_What you are asked to do_.
Search the data below for the word "Fascia" and copy each line that holds it.

### Records shown ###

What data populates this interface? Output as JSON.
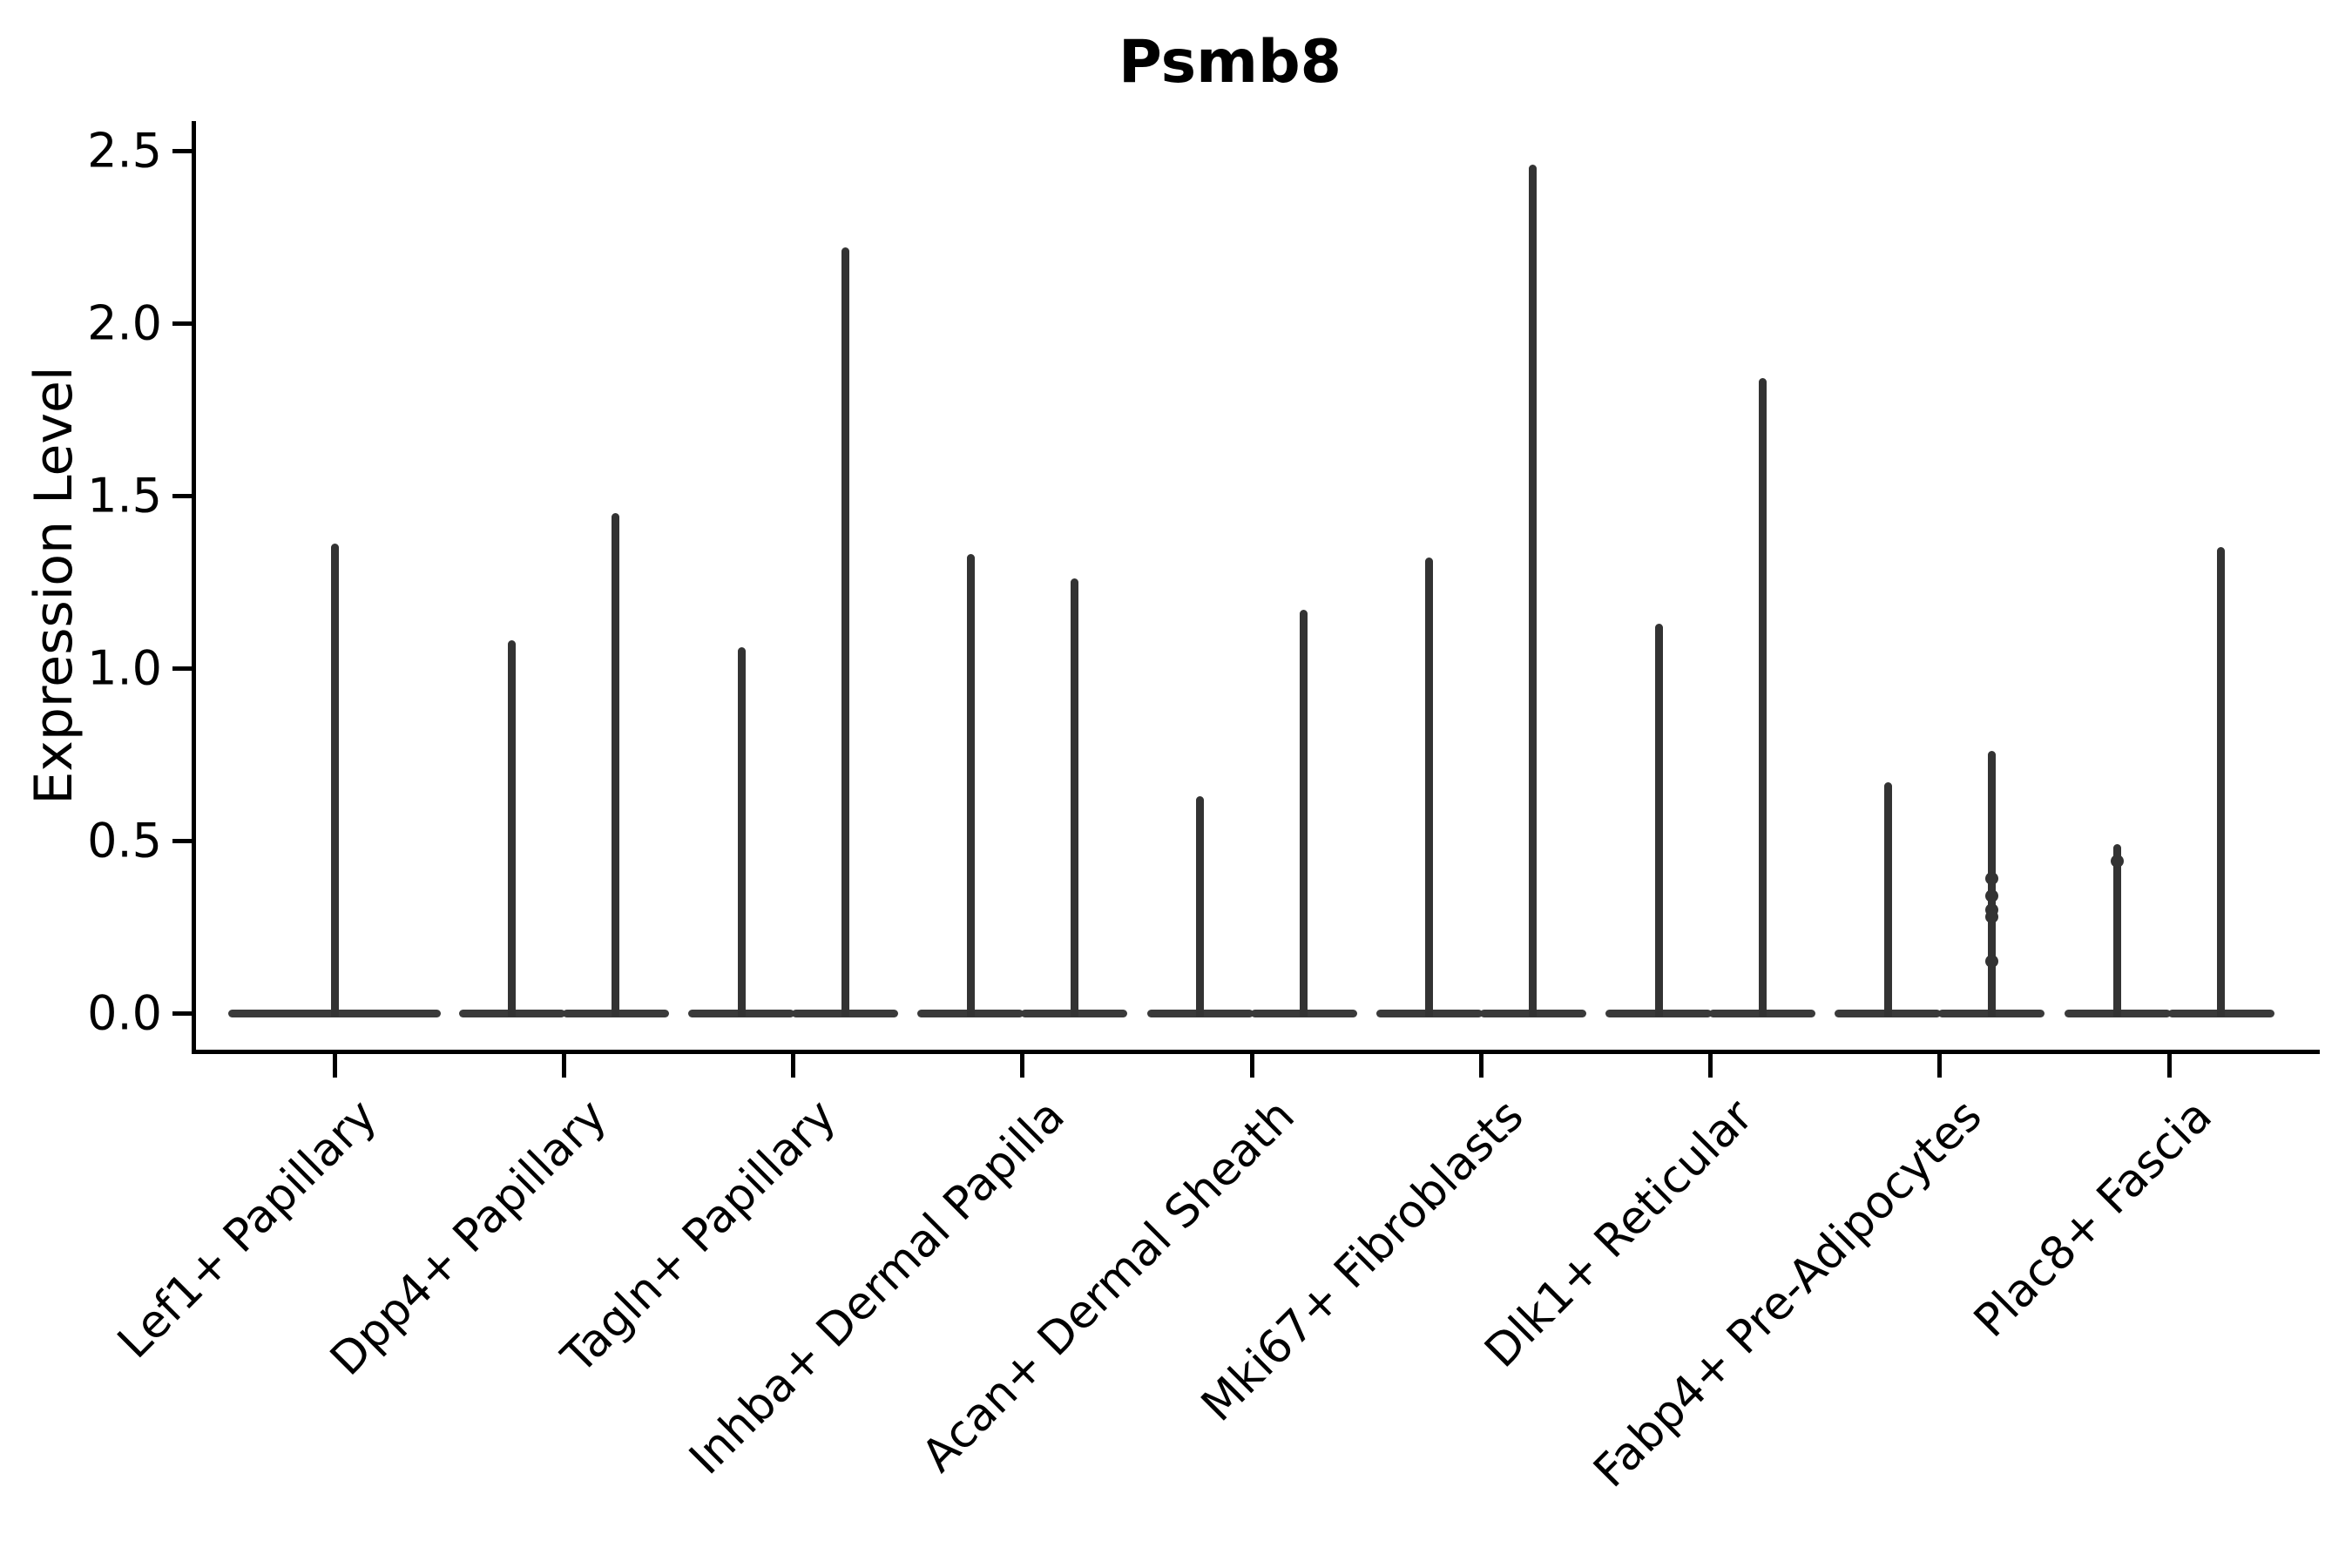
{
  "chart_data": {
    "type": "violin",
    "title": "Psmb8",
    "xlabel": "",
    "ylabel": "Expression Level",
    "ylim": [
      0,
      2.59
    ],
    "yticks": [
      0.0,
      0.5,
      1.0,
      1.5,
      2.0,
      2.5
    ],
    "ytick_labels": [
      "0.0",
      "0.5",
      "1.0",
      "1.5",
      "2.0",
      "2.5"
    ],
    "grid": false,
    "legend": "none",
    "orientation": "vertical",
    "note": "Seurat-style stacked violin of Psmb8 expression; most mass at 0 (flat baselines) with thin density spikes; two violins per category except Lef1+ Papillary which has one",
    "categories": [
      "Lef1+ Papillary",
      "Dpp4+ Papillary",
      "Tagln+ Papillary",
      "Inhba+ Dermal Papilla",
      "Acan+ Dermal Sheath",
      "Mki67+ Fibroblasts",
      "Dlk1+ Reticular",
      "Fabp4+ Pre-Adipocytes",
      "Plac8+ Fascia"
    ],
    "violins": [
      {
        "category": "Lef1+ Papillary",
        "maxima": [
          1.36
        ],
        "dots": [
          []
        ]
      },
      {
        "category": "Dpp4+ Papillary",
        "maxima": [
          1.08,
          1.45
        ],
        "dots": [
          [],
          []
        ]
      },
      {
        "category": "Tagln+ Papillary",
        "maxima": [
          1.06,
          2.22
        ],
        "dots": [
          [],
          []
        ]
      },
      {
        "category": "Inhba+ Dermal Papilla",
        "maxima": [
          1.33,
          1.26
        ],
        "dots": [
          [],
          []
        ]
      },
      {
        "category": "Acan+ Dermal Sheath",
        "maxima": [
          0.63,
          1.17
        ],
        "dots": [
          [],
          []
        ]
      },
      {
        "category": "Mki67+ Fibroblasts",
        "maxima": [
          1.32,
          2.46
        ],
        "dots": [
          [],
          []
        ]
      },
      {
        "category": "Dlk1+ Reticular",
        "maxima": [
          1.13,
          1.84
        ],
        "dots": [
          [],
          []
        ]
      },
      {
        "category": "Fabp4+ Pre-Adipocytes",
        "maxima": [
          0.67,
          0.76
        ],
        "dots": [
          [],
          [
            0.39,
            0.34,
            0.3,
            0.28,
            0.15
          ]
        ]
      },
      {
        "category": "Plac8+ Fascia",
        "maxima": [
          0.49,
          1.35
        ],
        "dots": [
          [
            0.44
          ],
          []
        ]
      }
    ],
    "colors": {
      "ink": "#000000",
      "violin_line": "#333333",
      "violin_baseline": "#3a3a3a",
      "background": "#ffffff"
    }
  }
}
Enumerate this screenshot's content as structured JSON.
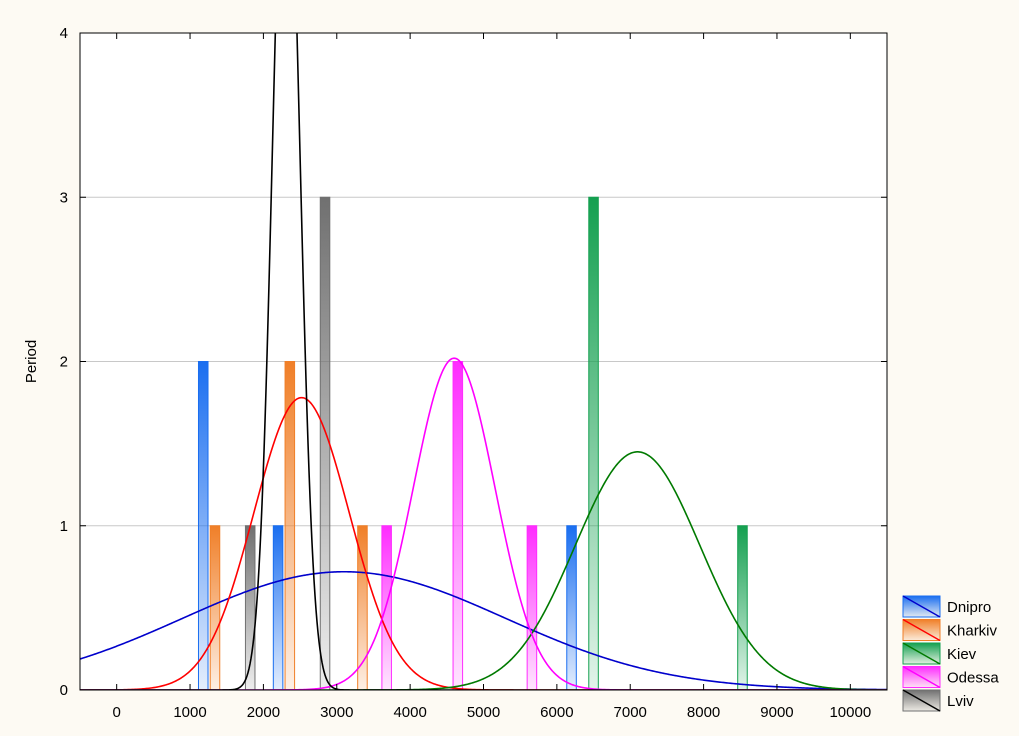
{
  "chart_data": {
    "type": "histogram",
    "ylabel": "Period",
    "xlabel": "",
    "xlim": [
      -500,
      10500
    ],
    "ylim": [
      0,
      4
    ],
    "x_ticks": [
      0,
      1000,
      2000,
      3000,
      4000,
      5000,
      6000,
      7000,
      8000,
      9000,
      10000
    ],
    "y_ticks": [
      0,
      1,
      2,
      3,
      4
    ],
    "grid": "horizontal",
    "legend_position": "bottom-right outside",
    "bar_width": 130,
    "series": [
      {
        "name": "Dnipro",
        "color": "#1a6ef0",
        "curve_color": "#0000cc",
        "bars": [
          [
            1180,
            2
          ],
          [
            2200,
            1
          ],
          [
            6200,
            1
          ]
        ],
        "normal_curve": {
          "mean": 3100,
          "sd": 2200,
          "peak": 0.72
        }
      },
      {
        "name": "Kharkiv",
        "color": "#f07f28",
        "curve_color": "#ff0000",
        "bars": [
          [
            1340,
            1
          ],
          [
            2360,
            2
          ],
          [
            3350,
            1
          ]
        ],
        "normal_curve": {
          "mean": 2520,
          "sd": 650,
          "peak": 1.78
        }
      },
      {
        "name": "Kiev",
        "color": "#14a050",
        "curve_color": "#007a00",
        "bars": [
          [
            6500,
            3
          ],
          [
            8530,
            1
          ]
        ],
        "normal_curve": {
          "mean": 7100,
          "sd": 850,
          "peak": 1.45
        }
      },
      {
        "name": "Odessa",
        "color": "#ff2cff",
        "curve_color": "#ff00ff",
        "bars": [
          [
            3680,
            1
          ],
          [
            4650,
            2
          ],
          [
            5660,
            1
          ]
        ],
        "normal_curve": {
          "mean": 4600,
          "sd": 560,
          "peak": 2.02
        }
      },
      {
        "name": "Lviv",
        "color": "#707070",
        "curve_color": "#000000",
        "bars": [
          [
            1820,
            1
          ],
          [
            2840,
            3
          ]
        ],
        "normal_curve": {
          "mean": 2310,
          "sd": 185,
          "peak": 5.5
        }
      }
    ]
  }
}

###

_Solved exercise_.
      "Plac8+ Fascia"
        "category": "Plac8+ Fascia",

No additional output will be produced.